Source data:
⁂

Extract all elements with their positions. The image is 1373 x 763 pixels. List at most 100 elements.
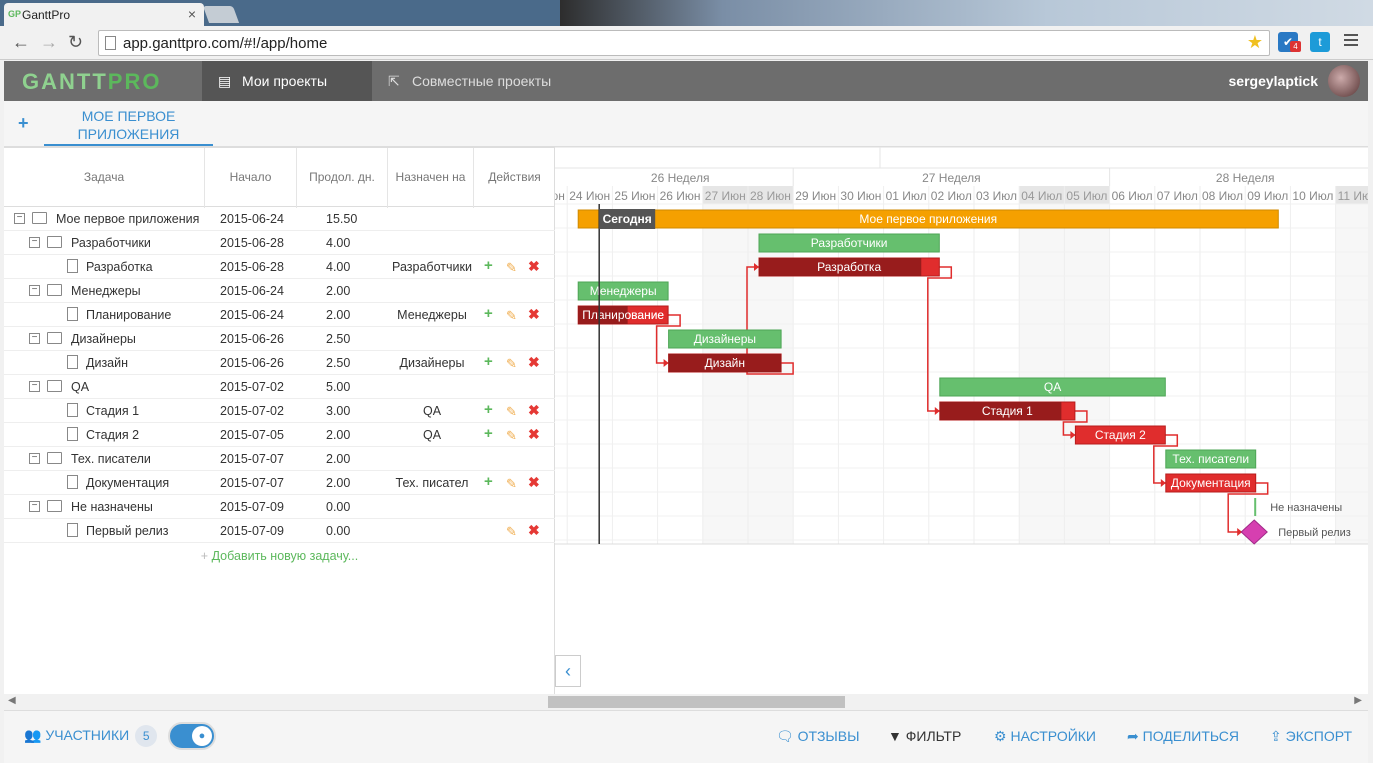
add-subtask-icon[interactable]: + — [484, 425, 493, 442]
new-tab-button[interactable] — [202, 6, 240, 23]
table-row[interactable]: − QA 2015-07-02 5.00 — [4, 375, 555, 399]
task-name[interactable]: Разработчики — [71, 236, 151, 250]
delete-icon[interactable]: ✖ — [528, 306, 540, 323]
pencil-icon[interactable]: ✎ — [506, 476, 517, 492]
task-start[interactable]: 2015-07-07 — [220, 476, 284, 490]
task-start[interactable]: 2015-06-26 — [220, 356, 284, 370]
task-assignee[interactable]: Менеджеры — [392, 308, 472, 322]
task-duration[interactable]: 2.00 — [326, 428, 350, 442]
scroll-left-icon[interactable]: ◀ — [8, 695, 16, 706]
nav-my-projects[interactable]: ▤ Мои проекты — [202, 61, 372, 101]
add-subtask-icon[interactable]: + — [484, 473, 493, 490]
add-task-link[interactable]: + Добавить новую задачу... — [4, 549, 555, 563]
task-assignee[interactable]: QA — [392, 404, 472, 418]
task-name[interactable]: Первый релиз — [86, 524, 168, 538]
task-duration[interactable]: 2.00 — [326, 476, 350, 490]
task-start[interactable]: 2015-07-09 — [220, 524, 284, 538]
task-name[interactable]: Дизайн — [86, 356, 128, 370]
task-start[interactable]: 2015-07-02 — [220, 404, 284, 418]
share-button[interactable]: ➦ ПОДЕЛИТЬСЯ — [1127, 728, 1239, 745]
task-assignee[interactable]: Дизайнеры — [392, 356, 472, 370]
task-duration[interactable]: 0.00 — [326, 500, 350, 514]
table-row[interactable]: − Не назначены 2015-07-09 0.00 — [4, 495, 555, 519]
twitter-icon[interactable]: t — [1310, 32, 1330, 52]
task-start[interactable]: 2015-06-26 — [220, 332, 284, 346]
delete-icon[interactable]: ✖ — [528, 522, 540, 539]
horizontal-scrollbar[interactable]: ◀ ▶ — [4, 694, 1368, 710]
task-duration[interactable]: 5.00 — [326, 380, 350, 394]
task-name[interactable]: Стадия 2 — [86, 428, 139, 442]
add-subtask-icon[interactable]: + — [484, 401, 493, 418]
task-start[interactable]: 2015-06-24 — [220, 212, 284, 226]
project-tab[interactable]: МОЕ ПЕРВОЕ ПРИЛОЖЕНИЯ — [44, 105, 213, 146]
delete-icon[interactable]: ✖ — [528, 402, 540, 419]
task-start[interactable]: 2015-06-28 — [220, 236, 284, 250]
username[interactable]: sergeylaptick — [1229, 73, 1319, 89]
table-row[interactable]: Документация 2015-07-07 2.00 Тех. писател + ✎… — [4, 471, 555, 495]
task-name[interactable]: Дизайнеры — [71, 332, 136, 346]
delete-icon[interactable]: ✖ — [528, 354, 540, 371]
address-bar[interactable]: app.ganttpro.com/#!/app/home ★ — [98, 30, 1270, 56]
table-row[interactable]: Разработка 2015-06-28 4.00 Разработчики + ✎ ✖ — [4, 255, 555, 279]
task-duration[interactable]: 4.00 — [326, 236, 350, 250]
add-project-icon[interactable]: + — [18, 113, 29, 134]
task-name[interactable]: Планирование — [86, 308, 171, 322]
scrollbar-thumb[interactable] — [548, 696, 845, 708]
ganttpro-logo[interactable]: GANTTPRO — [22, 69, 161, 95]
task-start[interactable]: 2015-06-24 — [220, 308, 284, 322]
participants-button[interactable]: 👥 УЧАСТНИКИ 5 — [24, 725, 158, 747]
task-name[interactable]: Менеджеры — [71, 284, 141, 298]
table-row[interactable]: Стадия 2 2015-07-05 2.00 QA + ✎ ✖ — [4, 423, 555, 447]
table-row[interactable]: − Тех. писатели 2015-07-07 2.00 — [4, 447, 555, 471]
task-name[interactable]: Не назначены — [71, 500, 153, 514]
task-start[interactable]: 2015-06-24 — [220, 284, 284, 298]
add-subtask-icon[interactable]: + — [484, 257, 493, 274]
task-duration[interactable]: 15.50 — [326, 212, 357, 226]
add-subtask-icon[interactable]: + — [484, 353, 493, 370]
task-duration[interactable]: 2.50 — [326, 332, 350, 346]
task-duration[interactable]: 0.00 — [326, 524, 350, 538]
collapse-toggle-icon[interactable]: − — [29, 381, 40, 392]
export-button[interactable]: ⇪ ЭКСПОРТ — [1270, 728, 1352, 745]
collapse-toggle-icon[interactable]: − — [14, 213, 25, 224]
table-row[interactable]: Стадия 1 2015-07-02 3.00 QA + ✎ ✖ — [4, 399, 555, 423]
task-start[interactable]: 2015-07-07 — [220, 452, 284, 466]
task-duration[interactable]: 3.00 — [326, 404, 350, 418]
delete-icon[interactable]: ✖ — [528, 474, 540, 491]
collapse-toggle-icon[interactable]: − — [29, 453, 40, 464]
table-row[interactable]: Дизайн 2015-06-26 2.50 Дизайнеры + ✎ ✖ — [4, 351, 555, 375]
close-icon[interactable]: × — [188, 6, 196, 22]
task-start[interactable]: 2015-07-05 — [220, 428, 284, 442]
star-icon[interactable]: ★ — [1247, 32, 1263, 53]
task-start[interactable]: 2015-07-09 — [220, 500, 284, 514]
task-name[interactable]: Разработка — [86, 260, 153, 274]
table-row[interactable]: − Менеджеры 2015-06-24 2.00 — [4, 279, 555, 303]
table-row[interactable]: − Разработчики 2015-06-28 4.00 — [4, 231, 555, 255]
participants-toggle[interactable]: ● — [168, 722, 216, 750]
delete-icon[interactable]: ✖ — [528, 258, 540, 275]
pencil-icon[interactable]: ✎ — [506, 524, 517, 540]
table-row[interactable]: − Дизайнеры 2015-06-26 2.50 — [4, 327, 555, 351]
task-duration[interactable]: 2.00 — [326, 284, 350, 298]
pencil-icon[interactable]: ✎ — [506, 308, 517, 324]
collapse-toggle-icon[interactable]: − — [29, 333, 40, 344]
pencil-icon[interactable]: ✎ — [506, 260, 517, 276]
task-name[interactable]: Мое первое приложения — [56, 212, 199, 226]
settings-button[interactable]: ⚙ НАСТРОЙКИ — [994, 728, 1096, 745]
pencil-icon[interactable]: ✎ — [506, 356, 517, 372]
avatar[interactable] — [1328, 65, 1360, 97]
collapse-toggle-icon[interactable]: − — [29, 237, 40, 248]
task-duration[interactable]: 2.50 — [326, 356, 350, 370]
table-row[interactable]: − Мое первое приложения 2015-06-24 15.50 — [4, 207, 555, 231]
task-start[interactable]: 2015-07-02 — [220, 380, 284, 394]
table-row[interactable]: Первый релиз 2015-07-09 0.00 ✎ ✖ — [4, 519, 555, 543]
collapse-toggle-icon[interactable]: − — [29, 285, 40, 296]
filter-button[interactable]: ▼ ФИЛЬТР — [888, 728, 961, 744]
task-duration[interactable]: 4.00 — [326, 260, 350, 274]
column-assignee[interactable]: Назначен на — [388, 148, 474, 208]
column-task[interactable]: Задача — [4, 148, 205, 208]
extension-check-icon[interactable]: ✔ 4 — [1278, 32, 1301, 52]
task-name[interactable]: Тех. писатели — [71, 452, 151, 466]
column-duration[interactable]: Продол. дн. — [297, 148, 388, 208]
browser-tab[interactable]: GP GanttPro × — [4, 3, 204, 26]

⁂

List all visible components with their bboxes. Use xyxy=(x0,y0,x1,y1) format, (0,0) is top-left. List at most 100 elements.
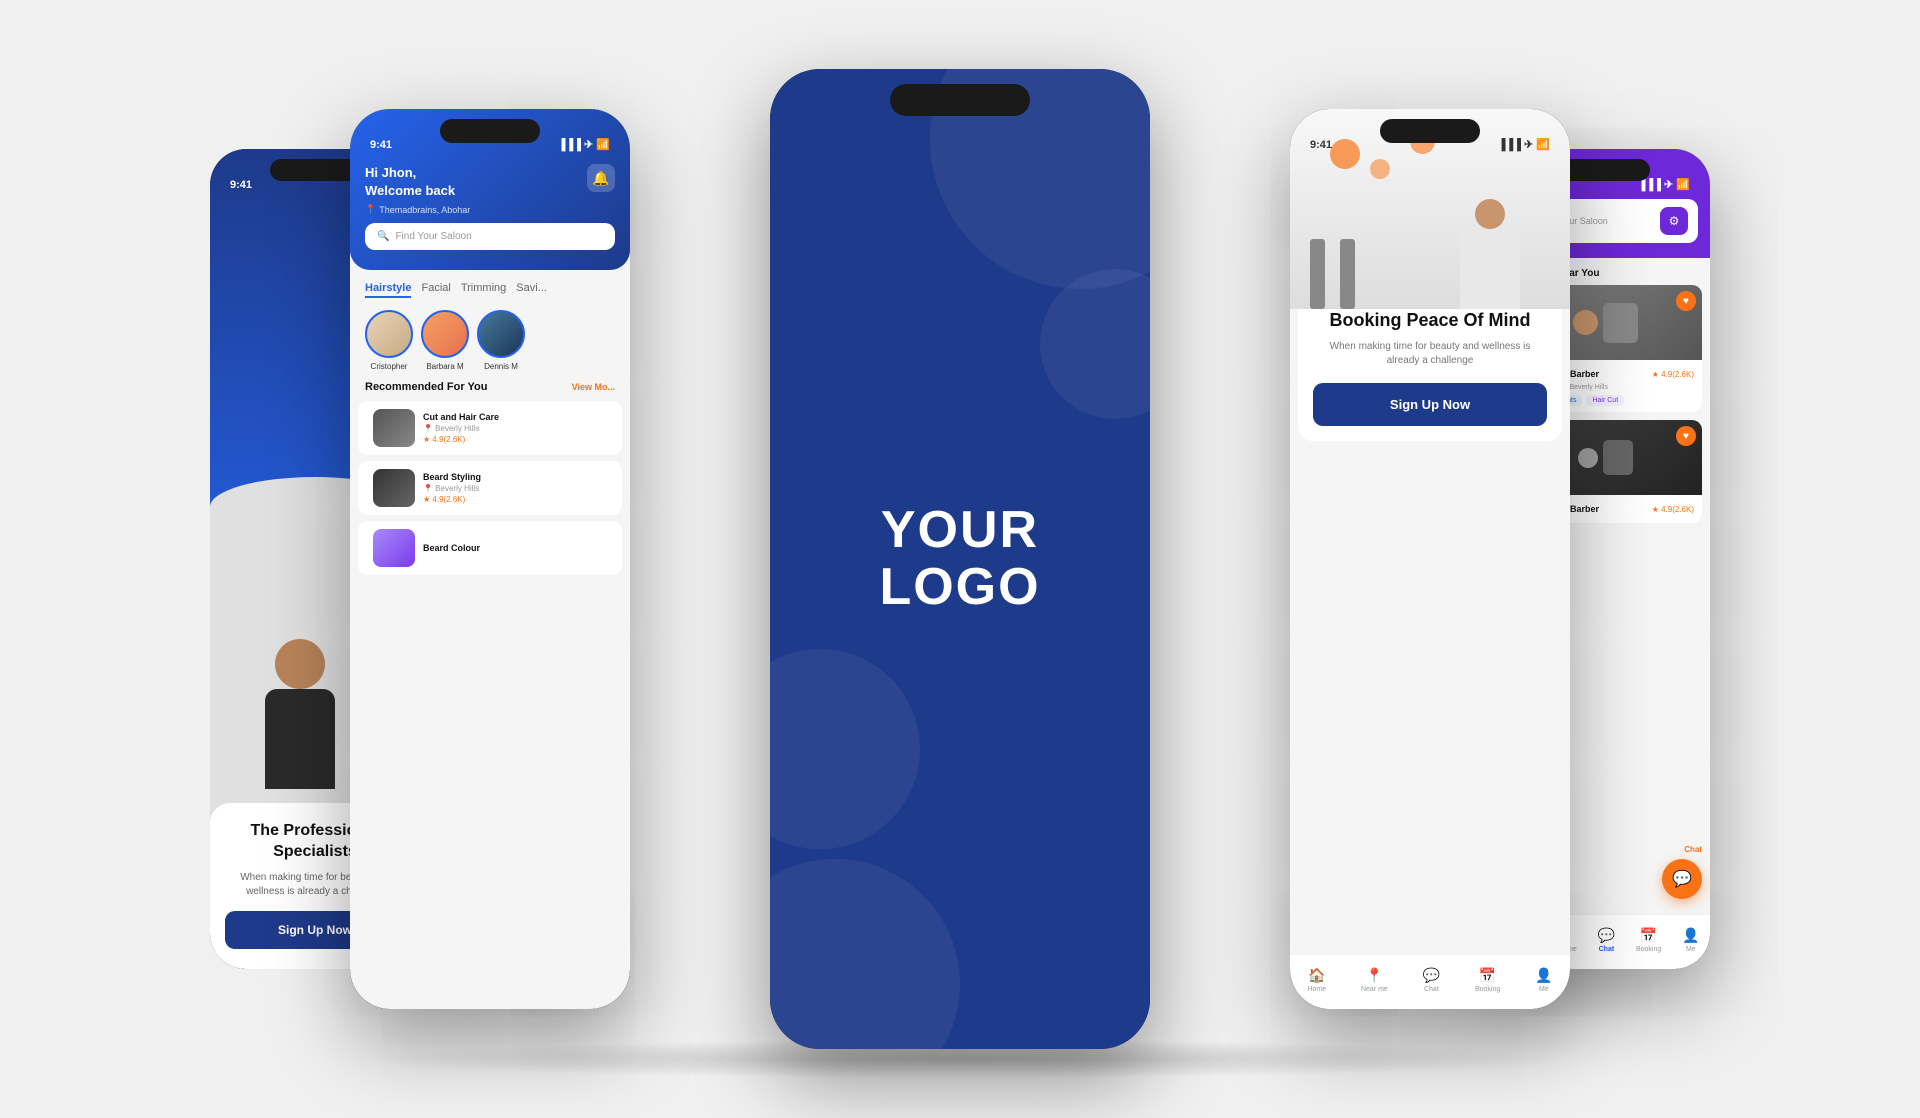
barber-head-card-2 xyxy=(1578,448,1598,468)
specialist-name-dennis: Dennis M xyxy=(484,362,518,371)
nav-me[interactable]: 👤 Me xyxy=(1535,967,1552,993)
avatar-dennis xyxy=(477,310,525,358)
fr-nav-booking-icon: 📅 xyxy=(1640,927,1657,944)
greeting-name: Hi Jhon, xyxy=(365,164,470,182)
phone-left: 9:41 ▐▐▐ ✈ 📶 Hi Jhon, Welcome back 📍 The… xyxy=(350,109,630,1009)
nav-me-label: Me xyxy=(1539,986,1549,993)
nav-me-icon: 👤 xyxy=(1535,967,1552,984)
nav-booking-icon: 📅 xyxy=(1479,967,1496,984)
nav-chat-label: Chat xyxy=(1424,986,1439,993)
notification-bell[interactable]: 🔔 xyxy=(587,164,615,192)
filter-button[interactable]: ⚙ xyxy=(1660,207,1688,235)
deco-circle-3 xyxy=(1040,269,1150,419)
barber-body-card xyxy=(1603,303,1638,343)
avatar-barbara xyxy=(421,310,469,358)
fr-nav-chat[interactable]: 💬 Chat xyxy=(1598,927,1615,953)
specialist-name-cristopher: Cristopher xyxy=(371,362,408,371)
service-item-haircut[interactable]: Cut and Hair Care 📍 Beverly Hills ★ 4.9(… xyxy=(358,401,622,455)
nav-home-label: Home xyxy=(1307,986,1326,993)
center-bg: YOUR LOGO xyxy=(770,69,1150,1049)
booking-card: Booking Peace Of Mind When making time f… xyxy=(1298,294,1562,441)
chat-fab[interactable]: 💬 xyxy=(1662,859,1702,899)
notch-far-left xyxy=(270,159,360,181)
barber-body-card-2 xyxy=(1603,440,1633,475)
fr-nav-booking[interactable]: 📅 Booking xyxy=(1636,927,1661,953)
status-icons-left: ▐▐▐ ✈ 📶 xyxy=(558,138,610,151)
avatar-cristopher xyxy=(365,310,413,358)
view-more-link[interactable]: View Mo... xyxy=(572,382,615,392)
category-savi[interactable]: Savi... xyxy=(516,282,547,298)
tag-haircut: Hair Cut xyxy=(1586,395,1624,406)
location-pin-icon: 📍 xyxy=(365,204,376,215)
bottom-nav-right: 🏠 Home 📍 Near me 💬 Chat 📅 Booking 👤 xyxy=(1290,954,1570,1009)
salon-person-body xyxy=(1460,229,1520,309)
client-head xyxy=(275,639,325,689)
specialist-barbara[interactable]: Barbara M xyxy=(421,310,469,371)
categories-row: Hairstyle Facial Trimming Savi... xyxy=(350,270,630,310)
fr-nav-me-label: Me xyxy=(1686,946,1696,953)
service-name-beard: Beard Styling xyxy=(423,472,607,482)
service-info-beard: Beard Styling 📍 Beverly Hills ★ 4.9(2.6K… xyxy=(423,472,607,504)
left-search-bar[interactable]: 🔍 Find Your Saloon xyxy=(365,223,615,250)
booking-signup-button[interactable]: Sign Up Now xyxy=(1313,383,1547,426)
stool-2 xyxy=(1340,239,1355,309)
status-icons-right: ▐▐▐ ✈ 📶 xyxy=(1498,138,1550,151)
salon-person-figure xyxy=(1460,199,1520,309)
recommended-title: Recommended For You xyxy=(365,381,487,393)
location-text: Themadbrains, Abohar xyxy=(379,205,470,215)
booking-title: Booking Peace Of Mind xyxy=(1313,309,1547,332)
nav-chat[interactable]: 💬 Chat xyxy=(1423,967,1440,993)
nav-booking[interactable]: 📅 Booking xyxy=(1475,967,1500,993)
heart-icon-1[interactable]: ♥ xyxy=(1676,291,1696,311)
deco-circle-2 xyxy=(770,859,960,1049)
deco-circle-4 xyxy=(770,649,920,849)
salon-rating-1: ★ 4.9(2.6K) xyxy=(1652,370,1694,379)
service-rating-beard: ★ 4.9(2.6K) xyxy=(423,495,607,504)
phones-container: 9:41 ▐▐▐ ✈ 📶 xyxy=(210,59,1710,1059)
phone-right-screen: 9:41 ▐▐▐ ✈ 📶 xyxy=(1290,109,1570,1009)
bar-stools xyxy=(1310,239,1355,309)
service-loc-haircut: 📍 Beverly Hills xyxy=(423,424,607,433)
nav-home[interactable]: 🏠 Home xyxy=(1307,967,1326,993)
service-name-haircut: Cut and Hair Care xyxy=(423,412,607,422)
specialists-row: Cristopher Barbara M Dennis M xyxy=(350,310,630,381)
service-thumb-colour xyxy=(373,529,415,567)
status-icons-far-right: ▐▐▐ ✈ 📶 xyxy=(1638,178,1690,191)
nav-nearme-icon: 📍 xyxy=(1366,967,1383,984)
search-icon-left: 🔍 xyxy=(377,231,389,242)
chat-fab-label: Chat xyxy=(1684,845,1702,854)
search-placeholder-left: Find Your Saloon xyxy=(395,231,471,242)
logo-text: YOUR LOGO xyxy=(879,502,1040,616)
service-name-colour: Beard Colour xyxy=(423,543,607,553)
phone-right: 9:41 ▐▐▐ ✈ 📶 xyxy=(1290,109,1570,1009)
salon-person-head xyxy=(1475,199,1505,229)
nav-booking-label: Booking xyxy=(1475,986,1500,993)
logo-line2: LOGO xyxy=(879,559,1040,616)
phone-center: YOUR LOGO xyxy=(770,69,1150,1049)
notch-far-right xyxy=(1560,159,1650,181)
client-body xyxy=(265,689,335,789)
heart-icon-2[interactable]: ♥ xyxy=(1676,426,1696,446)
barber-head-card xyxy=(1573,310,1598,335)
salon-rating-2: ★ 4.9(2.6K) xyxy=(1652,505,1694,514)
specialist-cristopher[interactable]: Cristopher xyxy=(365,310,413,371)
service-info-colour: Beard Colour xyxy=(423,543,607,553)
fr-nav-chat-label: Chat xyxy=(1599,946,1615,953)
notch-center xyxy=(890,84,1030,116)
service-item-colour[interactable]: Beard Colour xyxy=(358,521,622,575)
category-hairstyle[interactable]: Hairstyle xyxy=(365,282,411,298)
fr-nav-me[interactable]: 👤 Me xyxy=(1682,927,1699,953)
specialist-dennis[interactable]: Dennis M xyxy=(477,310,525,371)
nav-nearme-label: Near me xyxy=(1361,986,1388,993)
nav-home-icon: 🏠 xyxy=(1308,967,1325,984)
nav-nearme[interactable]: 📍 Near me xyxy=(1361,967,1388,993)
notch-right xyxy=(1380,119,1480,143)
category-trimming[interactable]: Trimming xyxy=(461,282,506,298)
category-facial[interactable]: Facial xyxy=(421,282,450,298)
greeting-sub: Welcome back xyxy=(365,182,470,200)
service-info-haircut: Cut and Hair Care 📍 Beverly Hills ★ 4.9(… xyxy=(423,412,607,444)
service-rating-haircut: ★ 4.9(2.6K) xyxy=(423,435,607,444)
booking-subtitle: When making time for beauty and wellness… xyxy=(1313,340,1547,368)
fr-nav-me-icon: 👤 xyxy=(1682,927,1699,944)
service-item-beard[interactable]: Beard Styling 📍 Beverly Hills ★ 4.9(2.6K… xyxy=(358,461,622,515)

⁂

Task description: Rewrite the items from the line that has "add-subtask-icon[interactable]: + — [484, 425, 493, 442]" through the line that has "nav-my-projects[interactable]: ▤ Мои", substituting "edit-icon" for "pencil-icon" and leaving everything else as it is.

The response:
add-subtask-icon[interactable]: + — [484, 425, 493, 442]
new-tab-button[interactable] — [202, 6, 240, 23]
table-row[interactable]: − QA 2015-07-02 5.00 — [4, 375, 555, 399]
task-name[interactable]: Разработчики — [71, 236, 151, 250]
delete-icon[interactable]: ✖ — [528, 306, 540, 323]
edit-icon[interactable]: ✎ — [506, 476, 517, 492]
task-start[interactable]: 2015-07-07 — [220, 476, 284, 490]
task-start[interactable]: 2015-06-26 — [220, 356, 284, 370]
task-assignee[interactable]: Менеджеры — [392, 308, 472, 322]
task-duration[interactable]: 2.00 — [326, 428, 350, 442]
scroll-left-icon[interactable]: ◀ — [8, 695, 16, 706]
nav-my-projects[interactable]: ▤ Мои проекты — [202, 61, 372, 101]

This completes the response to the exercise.